**Task prompt**
Reproduce all the lines below exactly and omit the images.
— start Material —
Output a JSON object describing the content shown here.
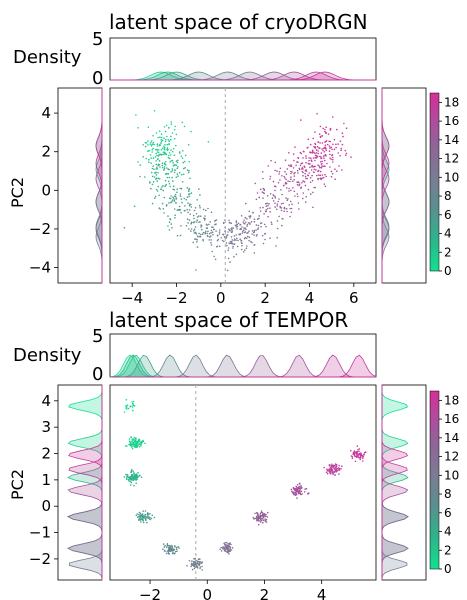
{
  "figure": {
    "panels": [
      {
        "title": "latent space of cryoDRGN",
        "xlabel": "",
        "ylabel": "PC2",
        "density_label": "Density",
        "density_ticks": [
          "5",
          "0"
        ],
        "xticks": [
          "−4",
          "−2",
          "0",
          "2",
          "4",
          "6"
        ],
        "yticks": [
          "4",
          "2",
          "0",
          "−2",
          "−4"
        ],
        "colorbar_ticks": [
          "18",
          "16",
          "14",
          "12",
          "10",
          "8",
          "6",
          "4",
          "2",
          "0"
        ]
      },
      {
        "title": "latent space of TEMPOR",
        "xlabel": "",
        "ylabel": "PC2",
        "density_label": "Density",
        "density_ticks": [
          "5",
          "0"
        ],
        "xticks": [
          "−2",
          "0",
          "2",
          "4"
        ],
        "yticks": [
          "4",
          "3",
          "2",
          "1",
          "0",
          "−1",
          "−2"
        ],
        "colorbar_ticks": [
          "18",
          "16",
          "14",
          "12",
          "10",
          "8",
          "6",
          "4",
          "2",
          "0"
        ]
      }
    ]
  },
  "colors": {
    "colormap": [
      "#13e08e",
      "#2fb38c",
      "#5b8e8e",
      "#7a7d93",
      "#8f6597",
      "#b04b9e",
      "#d42f98"
    ],
    "dashed_line": "#aaaaaa",
    "extra_density": [
      "#2ab7e6",
      "#8fa0ff"
    ]
  },
  "chart_data": [
    {
      "type": "scatter",
      "title": "latent space of cryoDRGN",
      "ylabel": "PC2",
      "xlim": [
        -5,
        7
      ],
      "ylim": [
        -4.8,
        5.3
      ],
      "colorbar_range": [
        0,
        19
      ],
      "dashed_vline_x": 0.2,
      "density_ylim": [
        0,
        5
      ],
      "grid": false,
      "clusters": [
        {
          "color_value": 1,
          "x": -2.7,
          "y": 2.3,
          "n": 120
        },
        {
          "color_value": 3,
          "x": -2.4,
          "y": 1.1,
          "n": 120
        },
        {
          "color_value": 5,
          "x": -2.0,
          "y": -0.6,
          "n": 80
        },
        {
          "color_value": 7,
          "x": -1.0,
          "y": -1.9,
          "n": 90
        },
        {
          "color_value": 9,
          "x": 0.3,
          "y": -2.4,
          "n": 110
        },
        {
          "color_value": 11,
          "x": 1.3,
          "y": -2.0,
          "n": 90
        },
        {
          "color_value": 13,
          "x": 2.4,
          "y": -0.6,
          "n": 80
        },
        {
          "color_value": 15,
          "x": 3.3,
          "y": 0.6,
          "n": 110
        },
        {
          "color_value": 17,
          "x": 4.3,
          "y": 1.4,
          "n": 110
        },
        {
          "color_value": 18,
          "x": 4.7,
          "y": 2.3,
          "n": 90
        }
      ]
    },
    {
      "type": "scatter",
      "title": "latent space of TEMPOR",
      "ylabel": "PC2",
      "xlim": [
        -3.4,
        5.9
      ],
      "ylim": [
        -2.8,
        4.6
      ],
      "colorbar_range": [
        0,
        19
      ],
      "dashed_vline_x": -0.4,
      "density_ylim": [
        0,
        5
      ],
      "grid": false,
      "clusters": [
        {
          "color_value": 0,
          "x": -2.7,
          "y": 3.8,
          "n": 20
        },
        {
          "color_value": 1,
          "x": -2.5,
          "y": 2.4,
          "n": 90
        },
        {
          "color_value": 3,
          "x": -2.6,
          "y": 1.1,
          "n": 90
        },
        {
          "color_value": 5,
          "x": -2.2,
          "y": -0.4,
          "n": 70
        },
        {
          "color_value": 7,
          "x": -1.3,
          "y": -1.6,
          "n": 70
        },
        {
          "color_value": 9,
          "x": -0.4,
          "y": -2.2,
          "n": 70
        },
        {
          "color_value": 11,
          "x": 0.7,
          "y": -1.6,
          "n": 70
        },
        {
          "color_value": 13,
          "x": 1.9,
          "y": -0.4,
          "n": 80
        },
        {
          "color_value": 15,
          "x": 3.2,
          "y": 0.6,
          "n": 80
        },
        {
          "color_value": 17,
          "x": 4.4,
          "y": 1.4,
          "n": 80
        },
        {
          "color_value": 18,
          "x": 5.3,
          "y": 1.95,
          "n": 60
        }
      ]
    }
  ]
}
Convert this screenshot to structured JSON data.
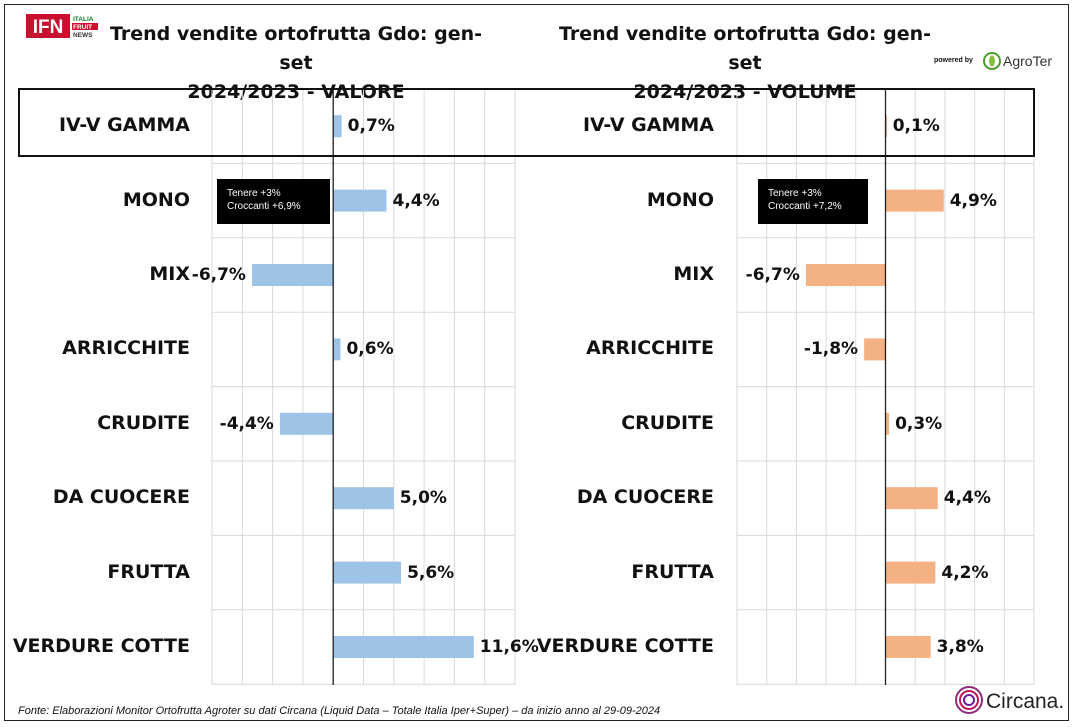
{
  "header": {
    "brand_logo_text": "IFN",
    "brand_logo_sub": [
      "ITALIA",
      "FRUIT",
      "NEWS"
    ],
    "powered_by": "powered by",
    "partner_logo_text": "AgroTer"
  },
  "left_chart_title": [
    "Trend vendite ortofrutta Gdo: gen-set",
    "2024/2023 - VALORE"
  ],
  "right_chart_title": [
    "Trend vendite ortofrutta Gdo: gen-set",
    "2024/2023 - VOLUME"
  ],
  "notes": {
    "left": [
      "Tenere +3%",
      "Croccanti +6,9%"
    ],
    "right": [
      "Tenere +3%",
      "Croccanti +7,2%"
    ]
  },
  "footer": {
    "source": "Fonte: Elaborazioni Monitor Ortofrutta Agroter su dati Circana (Liquid Data – Totale Italia Iper+Super) –  da inizio anno al 29-09-2024",
    "source_logo_text": "Circana."
  },
  "colors": {
    "valore": "#9dc3e6",
    "volume": "#f4b183",
    "highlight_border": "#111111"
  },
  "chart_data": [
    {
      "type": "bar",
      "orientation": "horizontal",
      "title": "Trend vendite ortofrutta Gdo: gen-set 2024/2023 - VALORE",
      "categories": [
        "IV-V GAMMA",
        "MONO",
        "MIX",
        "ARRICCHITE",
        "CRUDITE",
        "DA CUOCERE",
        "FRUTTA",
        "VERDURE COTTE"
      ],
      "values": [
        0.7,
        4.4,
        -6.7,
        0.6,
        -4.4,
        5.0,
        5.6,
        11.6
      ],
      "labels": [
        "0,7%",
        "4,4%",
        "-6,7%",
        "0,6%",
        "-4,4%",
        "5,0%",
        "5,6%",
        "11,6%"
      ],
      "xlim": [
        -10,
        15
      ],
      "grid": true,
      "color": "#9dc3e6"
    },
    {
      "type": "bar",
      "orientation": "horizontal",
      "title": "Trend vendite ortofrutta Gdo: gen-set 2024/2023 - VOLUME",
      "categories": [
        "IV-V GAMMA",
        "MONO",
        "MIX",
        "ARRICCHITE",
        "CRUDITE",
        "DA CUOCERE",
        "FRUTTA",
        "VERDURE COTTE"
      ],
      "values": [
        0.1,
        4.9,
        -6.7,
        -1.8,
        0.3,
        4.4,
        4.2,
        3.8
      ],
      "labels": [
        "0,1%",
        "4,9%",
        "-6,7%",
        "-1,8%",
        "0,3%",
        "4,4%",
        "4,2%",
        "3,8%"
      ],
      "xlim": [
        -12.5,
        12.5
      ],
      "grid": true,
      "color": "#f4b183"
    }
  ]
}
— end Material —
**Exercise response**
Output a JSON object describing the content shown here.
{
  "figure": {
    "panels": [
      {
        "title": "latent space of cryoDRGN",
        "xlabel": "",
        "ylabel": "PC2",
        "density_label": "Density",
        "density_ticks": [
          "5",
          "0"
        ],
        "xticks": [
          "−4",
          "−2",
          "0",
          "2",
          "4",
          "6"
        ],
        "yticks": [
          "4",
          "2",
          "0",
          "−2",
          "−4"
        ],
        "colorbar_ticks": [
          "18",
          "16",
          "14",
          "12",
          "10",
          "8",
          "6",
          "4",
          "2",
          "0"
        ]
      },
      {
        "title": "latent space of TEMPOR",
        "xlabel": "",
        "ylabel": "PC2",
        "density_label": "Density",
        "density_ticks": [
          "5",
          "0"
        ],
        "xticks": [
          "−2",
          "0",
          "2",
          "4"
        ],
        "yticks": [
          "4",
          "3",
          "2",
          "1",
          "0",
          "−1",
          "−2"
        ],
        "colorbar_ticks": [
          "18",
          "16",
          "14",
          "12",
          "10",
          "8",
          "6",
          "4",
          "2",
          "0"
        ]
      }
    ]
  },
  "colors": {
    "colormap": [
      "#13e08e",
      "#2fb38c",
      "#5b8e8e",
      "#7a7d93",
      "#8f6597",
      "#b04b9e",
      "#d42f98"
    ],
    "dashed_line": "#aaaaaa",
    "extra_density": [
      "#2ab7e6",
      "#8fa0ff"
    ]
  },
  "chart_data": [
    {
      "type": "scatter",
      "title": "latent space of cryoDRGN",
      "ylabel": "PC2",
      "xlim": [
        -5,
        7
      ],
      "ylim": [
        -4.8,
        5.3
      ],
      "colorbar_range": [
        0,
        19
      ],
      "dashed_vline_x": 0.2,
      "density_ylim": [
        0,
        5
      ],
      "grid": false,
      "clusters": [
        {
          "color_value": 1,
          "x": -2.7,
          "y": 2.3,
          "n": 120
        },
        {
          "color_value": 3,
          "x": -2.4,
          "y": 1.1,
          "n": 120
        },
        {
          "color_value": 5,
          "x": -2.0,
          "y": -0.6,
          "n": 80
        },
        {
          "color_value": 7,
          "x": -1.0,
          "y": -1.9,
          "n": 90
        },
        {
          "color_value": 9,
          "x": 0.3,
          "y": -2.4,
          "n": 110
        },
        {
          "color_value": 11,
          "x": 1.3,
          "y": -2.0,
          "n": 90
        },
        {
          "color_value": 13,
          "x": 2.4,
          "y": -0.6,
          "n": 80
        },
        {
          "color_value": 15,
          "x": 3.3,
          "y": 0.6,
          "n": 110
        },
        {
          "color_value": 17,
          "x": 4.3,
          "y": 1.4,
          "n": 110
        },
        {
          "color_value": 18,
          "x": 4.7,
          "y": 2.3,
          "n": 90
        }
      ]
    },
    {
      "type": "scatter",
      "title": "latent space of TEMPOR",
      "ylabel": "PC2",
      "xlim": [
        -3.4,
        5.9
      ],
      "ylim": [
        -2.8,
        4.6
      ],
      "colorbar_range": [
        0,
        19
      ],
      "dashed_vline_x": -0.4,
      "density_ylim": [
        0,
        5
      ],
      "grid": false,
      "clusters": [
        {
          "color_value": 0,
          "x": -2.7,
          "y": 3.8,
          "n": 20
        },
        {
          "color_value": 1,
          "x": -2.5,
          "y": 2.4,
          "n": 90
        },
        {
          "color_value": 3,
          "x": -2.6,
          "y": 1.1,
          "n": 90
        },
        {
          "color_value": 5,
          "x": -2.2,
          "y": -0.4,
          "n": 70
        },
        {
          "color_value": 7,
          "x": -1.3,
          "y": -1.6,
          "n": 70
        },
        {
          "color_value": 9,
          "x": -0.4,
          "y": -2.2,
          "n": 70
        },
        {
          "color_value": 11,
          "x": 0.7,
          "y": -1.6,
          "n": 70
        },
        {
          "color_value": 13,
          "x": 1.9,
          "y": -0.4,
          "n": 80
        },
        {
          "color_value": 15,
          "x": 3.2,
          "y": 0.6,
          "n": 80
        },
        {
          "color_value": 17,
          "x": 4.4,
          "y": 1.4,
          "n": 80
        },
        {
          "color_value": 18,
          "x": 5.3,
          "y": 1.95,
          "n": 60
        }
      ]
    }
  ]
}
Convert this screenshot to structured JSON data.
{
  "header": {
    "brand_logo_text": "IFN",
    "brand_logo_sub": [
      "ITALIA",
      "FRUIT",
      "NEWS"
    ],
    "powered_by": "powered by",
    "partner_logo_text": "AgroTer"
  },
  "left_chart_title": [
    "Trend vendite ortofrutta Gdo: gen-set",
    "2024/2023 - VALORE"
  ],
  "right_chart_title": [
    "Trend vendite ortofrutta Gdo: gen-set",
    "2024/2023 - VOLUME"
  ],
  "notes": {
    "left": [
      "Tenere +3%",
      "Croccanti +6,9%"
    ],
    "right": [
      "Tenere +3%",
      "Croccanti +7,2%"
    ]
  },
  "footer": {
    "source": "Fonte: Elaborazioni Monitor Ortofrutta Agroter su dati Circana (Liquid Data – Totale Italia Iper+Super) –  da inizio anno al 29-09-2024",
    "source_logo_text": "Circana."
  },
  "colors": {
    "valore": "#9dc3e6",
    "volume": "#f4b183",
    "highlight_border": "#111111"
  },
  "chart_data": [
    {
      "type": "bar",
      "orientation": "horizontal",
      "title": "Trend vendite ortofrutta Gdo: gen-set 2024/2023 - VALORE",
      "categories": [
        "IV-V GAMMA",
        "MONO",
        "MIX",
        "ARRICCHITE",
        "CRUDITE",
        "DA CUOCERE",
        "FRUTTA",
        "VERDURE COTTE"
      ],
      "values": [
        0.7,
        4.4,
        -6.7,
        0.6,
        -4.4,
        5.0,
        5.6,
        11.6
      ],
      "labels": [
        "0,7%",
        "4,4%",
        "-6,7%",
        "0,6%",
        "-4,4%",
        "5,0%",
        "5,6%",
        "11,6%"
      ],
      "xlim": [
        -10,
        15
      ],
      "grid": true,
      "color": "#9dc3e6"
    },
    {
      "type": "bar",
      "orientation": "horizontal",
      "title": "Trend vendite ortofrutta Gdo: gen-set 2024/2023 - VOLUME",
      "categories": [
        "IV-V GAMMA",
        "MONO",
        "MIX",
        "ARRICCHITE",
        "CRUDITE",
        "DA CUOCERE",
        "FRUTTA",
        "VERDURE COTTE"
      ],
      "values": [
        0.1,
        4.9,
        -6.7,
        -1.8,
        0.3,
        4.4,
        4.2,
        3.8
      ],
      "labels": [
        "0,1%",
        "4,9%",
        "-6,7%",
        "-1,8%",
        "0,3%",
        "4,4%",
        "4,2%",
        "3,8%"
      ],
      "xlim": [
        -12.5,
        12.5
      ],
      "grid": true,
      "color": "#f4b183"
    }
  ]
}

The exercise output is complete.